▶ _Task instructions_
Within the material below, find each line bearing the word "this" and present it.
# # #
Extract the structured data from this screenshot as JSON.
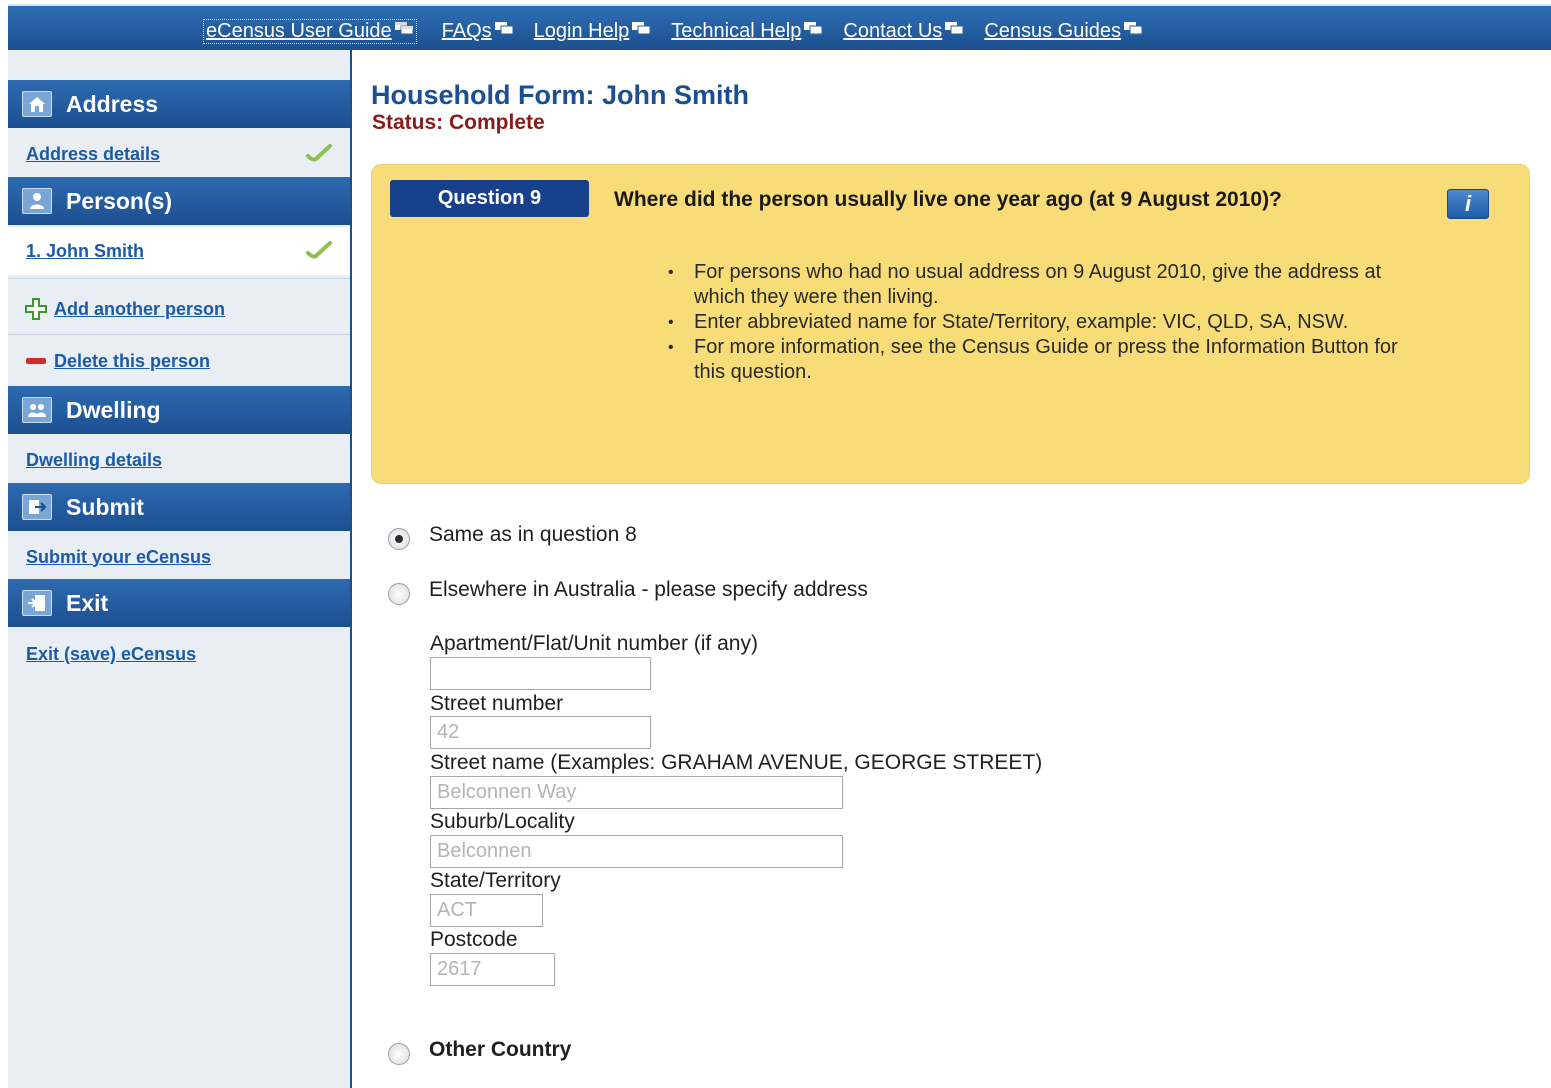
{
  "topnav": {
    "links": [
      {
        "label": "eCensus User Guide"
      },
      {
        "label": "FAQs"
      },
      {
        "label": "Login Help"
      },
      {
        "label": "Technical Help"
      },
      {
        "label": "Contact Us"
      },
      {
        "label": "Census Guides"
      }
    ]
  },
  "sidebar": {
    "address": {
      "heading": "Address",
      "link": "Address details"
    },
    "persons": {
      "heading": "Person(s)",
      "person": "1. John Smith",
      "add": "Add another person",
      "delete": "Delete this person"
    },
    "dwelling": {
      "heading": "Dwelling",
      "link": "Dwelling details"
    },
    "submit": {
      "heading": "Submit",
      "link": "Submit your eCensus"
    },
    "exit": {
      "heading": "Exit",
      "link": "Exit (save) eCensus"
    }
  },
  "form": {
    "title": "Household Form: John Smith",
    "status": "Status: Complete"
  },
  "question": {
    "badge": "Question 9",
    "text": "Where did the person usually live one year ago (at 9 August 2010)?",
    "info_glyph": "i",
    "bullets": [
      "For persons who had no usual address on 9 August 2010, give the address at which they were then living.",
      "Enter abbreviated name for State/Territory, example: VIC, QLD, SA, NSW.",
      "For more information, see the Census Guide or press the Information Button for this question."
    ]
  },
  "options": {
    "same": "Same as in question 8",
    "elsewhere": "Elsewhere in Australia - please specify address",
    "other": "Other Country"
  },
  "address_fields": {
    "apartment": {
      "label": "Apartment/Flat/Unit number (if any)",
      "value": ""
    },
    "street_number": {
      "label": "Street number",
      "value": "42"
    },
    "street_name": {
      "label": "Street name (Examples: GRAHAM AVENUE, GEORGE STREET)",
      "value": "Belconnen Way"
    },
    "suburb": {
      "label": "Suburb/Locality",
      "value": "Belconnen"
    },
    "state": {
      "label": "State/Territory",
      "value": "ACT"
    },
    "postcode": {
      "label": "Postcode",
      "value": "2617"
    }
  },
  "colors": {
    "nav_blue": "#1b4f8f",
    "question_bg": "#f7dc77",
    "status_red": "#8b1a1a",
    "link_blue": "#1a5aa6"
  },
  "selected_option": "same"
}
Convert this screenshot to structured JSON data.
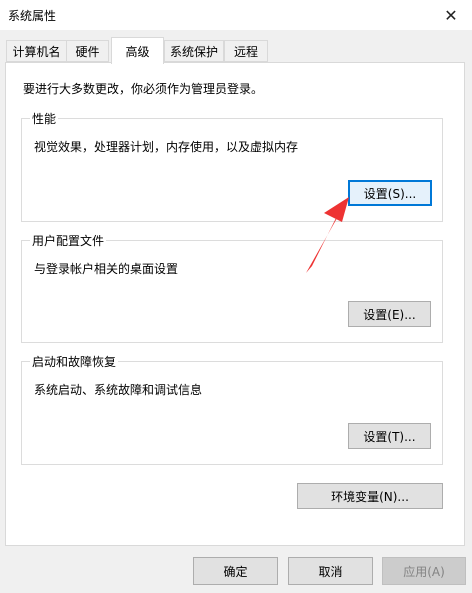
{
  "window": {
    "title": "系统属性",
    "close_glyph": "✕"
  },
  "tabs": [
    {
      "label": "计算机名",
      "active": false
    },
    {
      "label": "硬件",
      "active": false
    },
    {
      "label": "高级",
      "active": true
    },
    {
      "label": "系统保护",
      "active": false
    },
    {
      "label": "远程",
      "active": false
    }
  ],
  "advanced": {
    "intro": "要进行大多数更改，你必须作为管理员登录。",
    "performance": {
      "label": "性能",
      "description": "视觉效果，处理器计划，内存使用，以及虚拟内存",
      "button": "设置(S)..."
    },
    "user_profiles": {
      "label": "用户配置文件",
      "description": "与登录帐户相关的桌面设置",
      "button": "设置(E)..."
    },
    "startup_recovery": {
      "label": "启动和故障恢复",
      "description": "系统启动、系统故障和调试信息",
      "button": "设置(T)..."
    },
    "env_button": "环境变量(N)..."
  },
  "footer": {
    "ok": "确定",
    "cancel": "取消",
    "apply": "应用(A)"
  },
  "colors": {
    "focus_border": "#0078d7",
    "annotation_arrow": "#ee3333"
  }
}
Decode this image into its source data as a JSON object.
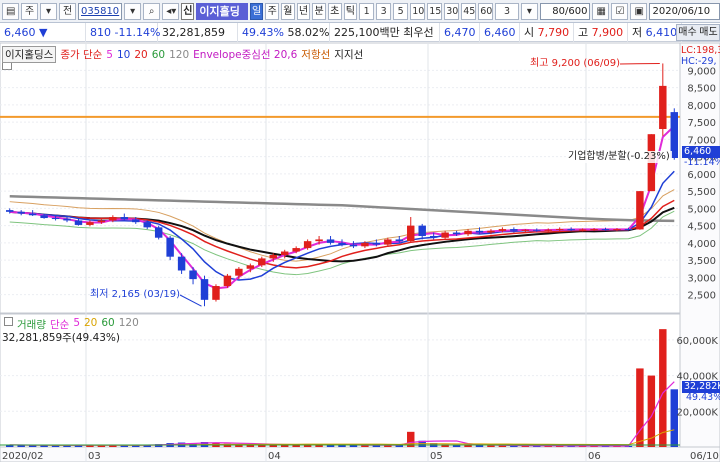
{
  "toolbar": {
    "menu_label": "주",
    "previous_label": "전",
    "code_value": "035810",
    "stock_name": "이지홀딩스",
    "credit_tag": "신",
    "periods": [
      "일",
      "주",
      "월",
      "년",
      "분",
      "초",
      "틱"
    ],
    "active_period": "일",
    "intervals": [
      "1",
      "3",
      "5",
      "10",
      "15",
      "30",
      "45",
      "60"
    ],
    "interval_select": "3",
    "count_value": "80",
    "count_total": "/600",
    "date_value": "2020/06/10"
  },
  "quote": {
    "price": "6,460",
    "change_arrow": "▼",
    "change": "810",
    "change_pct": "-11.14%",
    "volume": "32,281,859",
    "volume_ratio": "49.43%",
    "turnover_ratio": "58.02%",
    "amount": "225,100백만",
    "best_ask_label": "최우선",
    "best_ask": "6,470",
    "best_bid": "6,460",
    "open_label": "시",
    "open": "7,790",
    "high_label": "고",
    "high": "7,900",
    "low_label": "저",
    "low": "6,410",
    "sell_label": "매수",
    "buy_label": "매도"
  },
  "price_legend": {
    "name": "이지홀딩스",
    "ma_label": "종가 단순",
    "ma_periods": [
      "5",
      "10",
      "20",
      "60",
      "120"
    ],
    "envelope": "Envelope중심선 20,6",
    "resistance": "저항선",
    "support": "지지선"
  },
  "volume_legend": {
    "title": "거래량",
    "ma_label": "단순",
    "ma_periods": [
      "5",
      "20",
      "60",
      "120"
    ],
    "info": "32,281,859주(49.43%)"
  },
  "annotations": {
    "high_note": "최고 9,200 (06/09)",
    "low_note": "최저 2,165 (03/19)",
    "event_note": "기업합병/분할(-0.23%)",
    "upper_limit": "LC:198,3",
    "hc_label": "HC:-29,"
  },
  "price_axis": {
    "ticks": [
      "9,000",
      "8,500",
      "8,000",
      "7,500",
      "7,000",
      "6,500",
      "6,000",
      "5,500",
      "5,000",
      "4,500",
      "4,000",
      "3,500",
      "3,000",
      "2,500"
    ],
    "current_price_tag": "6,460",
    "current_change_tag": "-11.14%"
  },
  "volume_axis": {
    "ticks": [
      "60,000K",
      "40,000K",
      "20,000K"
    ],
    "current_volume_tag": "32,282K",
    "current_ratio_tag": "49.43%"
  },
  "date_axis": [
    "2020/02",
    "03",
    "04",
    "05",
    "06",
    "06/10"
  ],
  "colors": {
    "up": "#e0201c",
    "down": "#1f3fd6",
    "resistance_line": "#f39a2b",
    "ma5": "#e02ad8",
    "ma10": "#1f3fd6",
    "ma20": "#e0201c",
    "ma60": "#111111",
    "ma120": "#8a8a8a"
  },
  "chart_data": {
    "type": "candlestick",
    "price_ylim": [
      2200,
      9300
    ],
    "resistance_level": 7650,
    "candles": [
      {
        "o": 4950,
        "h": 5000,
        "l": 4850,
        "c": 4900
      },
      {
        "o": 4900,
        "h": 4950,
        "l": 4800,
        "c": 4850
      },
      {
        "o": 4850,
        "h": 4950,
        "l": 4780,
        "c": 4800
      },
      {
        "o": 4800,
        "h": 4850,
        "l": 4700,
        "c": 4720
      },
      {
        "o": 4720,
        "h": 4800,
        "l": 4650,
        "c": 4700
      },
      {
        "o": 4700,
        "h": 4780,
        "l": 4600,
        "c": 4650
      },
      {
        "o": 4650,
        "h": 4700,
        "l": 4500,
        "c": 4520
      },
      {
        "o": 4520,
        "h": 4650,
        "l": 4480,
        "c": 4600
      },
      {
        "o": 4600,
        "h": 4700,
        "l": 4550,
        "c": 4650
      },
      {
        "o": 4650,
        "h": 4800,
        "l": 4600,
        "c": 4750
      },
      {
        "o": 4750,
        "h": 4850,
        "l": 4650,
        "c": 4680
      },
      {
        "o": 4680,
        "h": 4750,
        "l": 4550,
        "c": 4600
      },
      {
        "o": 4600,
        "h": 4650,
        "l": 4400,
        "c": 4450
      },
      {
        "o": 4450,
        "h": 4500,
        "l": 4100,
        "c": 4150
      },
      {
        "o": 4150,
        "h": 4200,
        "l": 3500,
        "c": 3600
      },
      {
        "o": 3600,
        "h": 3700,
        "l": 3100,
        "c": 3200
      },
      {
        "o": 3200,
        "h": 3300,
        "l": 2800,
        "c": 2950
      },
      {
        "o": 2950,
        "h": 3050,
        "l": 2165,
        "c": 2350
      },
      {
        "o": 2350,
        "h": 2800,
        "l": 2300,
        "c": 2750
      },
      {
        "o": 2750,
        "h": 3100,
        "l": 2700,
        "c": 3050
      },
      {
        "o": 3050,
        "h": 3300,
        "l": 2950,
        "c": 3250
      },
      {
        "o": 3250,
        "h": 3400,
        "l": 3150,
        "c": 3350
      },
      {
        "o": 3350,
        "h": 3600,
        "l": 3300,
        "c": 3550
      },
      {
        "o": 3550,
        "h": 3700,
        "l": 3450,
        "c": 3650
      },
      {
        "o": 3650,
        "h": 3800,
        "l": 3550,
        "c": 3750
      },
      {
        "o": 3750,
        "h": 3900,
        "l": 3700,
        "c": 3850
      },
      {
        "o": 3850,
        "h": 4100,
        "l": 3800,
        "c": 4050
      },
      {
        "o": 4050,
        "h": 4200,
        "l": 3950,
        "c": 4100
      },
      {
        "o": 4100,
        "h": 4200,
        "l": 3950,
        "c": 4000
      },
      {
        "o": 4000,
        "h": 4100,
        "l": 3900,
        "c": 3950
      },
      {
        "o": 3950,
        "h": 4050,
        "l": 3850,
        "c": 3900
      },
      {
        "o": 3900,
        "h": 4050,
        "l": 3850,
        "c": 4000
      },
      {
        "o": 4000,
        "h": 4100,
        "l": 3900,
        "c": 3950
      },
      {
        "o": 3950,
        "h": 4150,
        "l": 3900,
        "c": 4100
      },
      {
        "o": 4100,
        "h": 4200,
        "l": 4000,
        "c": 4050
      },
      {
        "o": 4050,
        "h": 4750,
        "l": 4000,
        "c": 4500
      },
      {
        "o": 4500,
        "h": 4550,
        "l": 4100,
        "c": 4200
      },
      {
        "o": 4200,
        "h": 4300,
        "l": 4100,
        "c": 4150
      },
      {
        "o": 4150,
        "h": 4350,
        "l": 4100,
        "c": 4300
      },
      {
        "o": 4300,
        "h": 4350,
        "l": 4200,
        "c": 4250
      },
      {
        "o": 4250,
        "h": 4400,
        "l": 4200,
        "c": 4350
      },
      {
        "o": 4350,
        "h": 4450,
        "l": 4250,
        "c": 4300
      },
      {
        "o": 4300,
        "h": 4400,
        "l": 4250,
        "c": 4350
      },
      {
        "o": 4350,
        "h": 4450,
        "l": 4300,
        "c": 4400
      },
      {
        "o": 4400,
        "h": 4450,
        "l": 4300,
        "c": 4350
      },
      {
        "o": 4350,
        "h": 4400,
        "l": 4300,
        "c": 4380
      },
      {
        "o": 4380,
        "h": 4420,
        "l": 4320,
        "c": 4360
      },
      {
        "o": 4360,
        "h": 4420,
        "l": 4300,
        "c": 4380
      },
      {
        "o": 4380,
        "h": 4450,
        "l": 4330,
        "c": 4400
      },
      {
        "o": 4400,
        "h": 4450,
        "l": 4350,
        "c": 4380
      },
      {
        "o": 4380,
        "h": 4420,
        "l": 4330,
        "c": 4390
      },
      {
        "o": 4390,
        "h": 4430,
        "l": 4350,
        "c": 4400
      },
      {
        "o": 4400,
        "h": 4440,
        "l": 4350,
        "c": 4380
      },
      {
        "o": 4380,
        "h": 4430,
        "l": 4340,
        "c": 4400
      },
      {
        "o": 4400,
        "h": 4440,
        "l": 4360,
        "c": 4390
      },
      {
        "o": 4390,
        "h": 5500,
        "l": 4380,
        "c": 5500
      },
      {
        "o": 5500,
        "h": 7150,
        "l": 5500,
        "c": 7150
      },
      {
        "o": 7300,
        "h": 9200,
        "l": 7100,
        "c": 8550
      },
      {
        "o": 7790,
        "h": 7900,
        "l": 6410,
        "c": 6460
      }
    ],
    "volumes": [
      1.2,
      1.0,
      0.9,
      1.1,
      0.8,
      0.9,
      1.3,
      1.0,
      0.9,
      1.2,
      0.8,
      1.0,
      1.4,
      1.6,
      2.2,
      2.5,
      2.0,
      2.8,
      2.4,
      1.8,
      1.6,
      1.4,
      1.5,
      1.3,
      1.2,
      1.4,
      1.6,
      1.3,
      1.1,
      1.0,
      0.9,
      1.0,
      1.1,
      1.2,
      1.0,
      8.5,
      3.5,
      2.2,
      1.5,
      1.2,
      1.0,
      0.9,
      0.8,
      0.8,
      0.7,
      0.7,
      0.6,
      0.6,
      0.7,
      0.6,
      0.6,
      0.5,
      0.6,
      0.5,
      0.6,
      44.0,
      40.0,
      66.0,
      32.3
    ],
    "volume_ylim": [
      0,
      70
    ]
  }
}
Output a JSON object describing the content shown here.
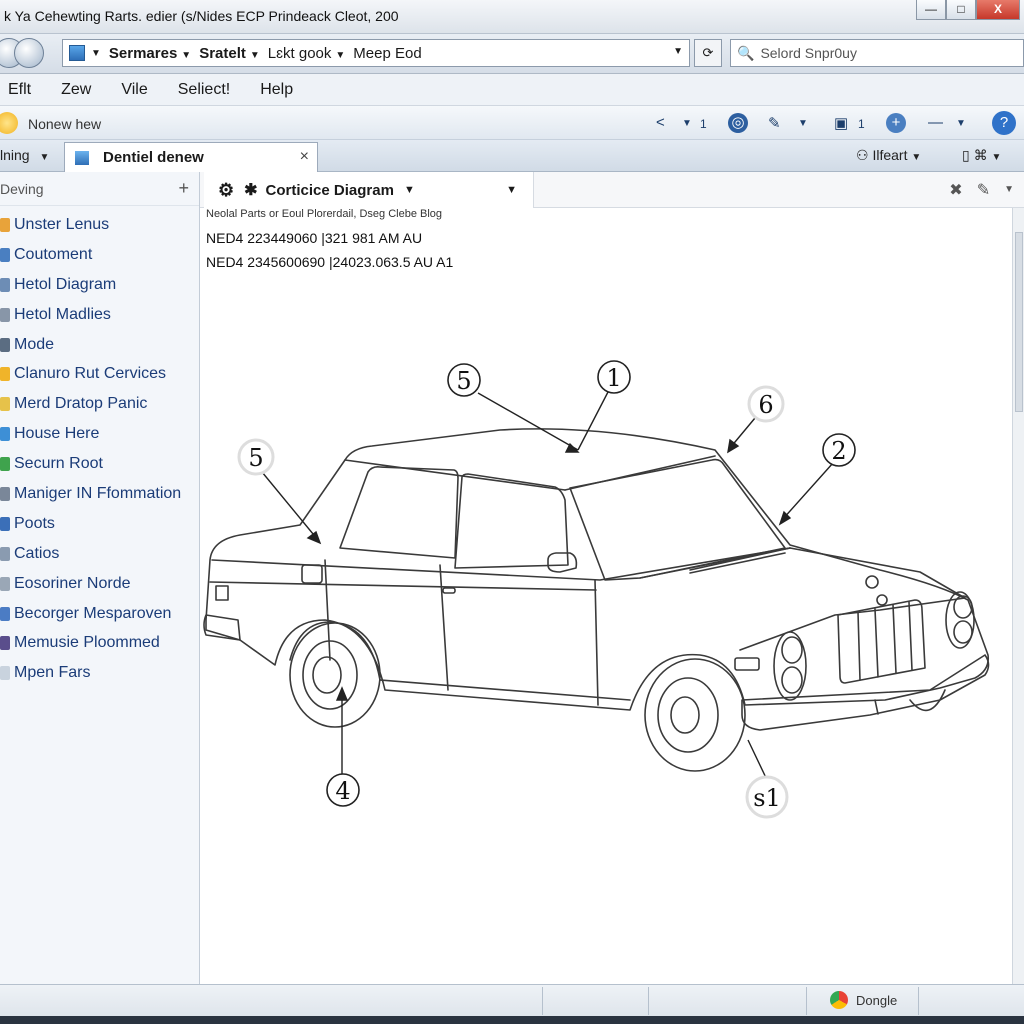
# # #
▶ _The response_
Extract the structured data from this screenshot as JSON.
      "delete": "Delete this person"
      "For more information, see the Census Guide or press the Information Button for this question."
Convert this screenshot to structured JSON data.
Decode this image into its source data as a JSON object.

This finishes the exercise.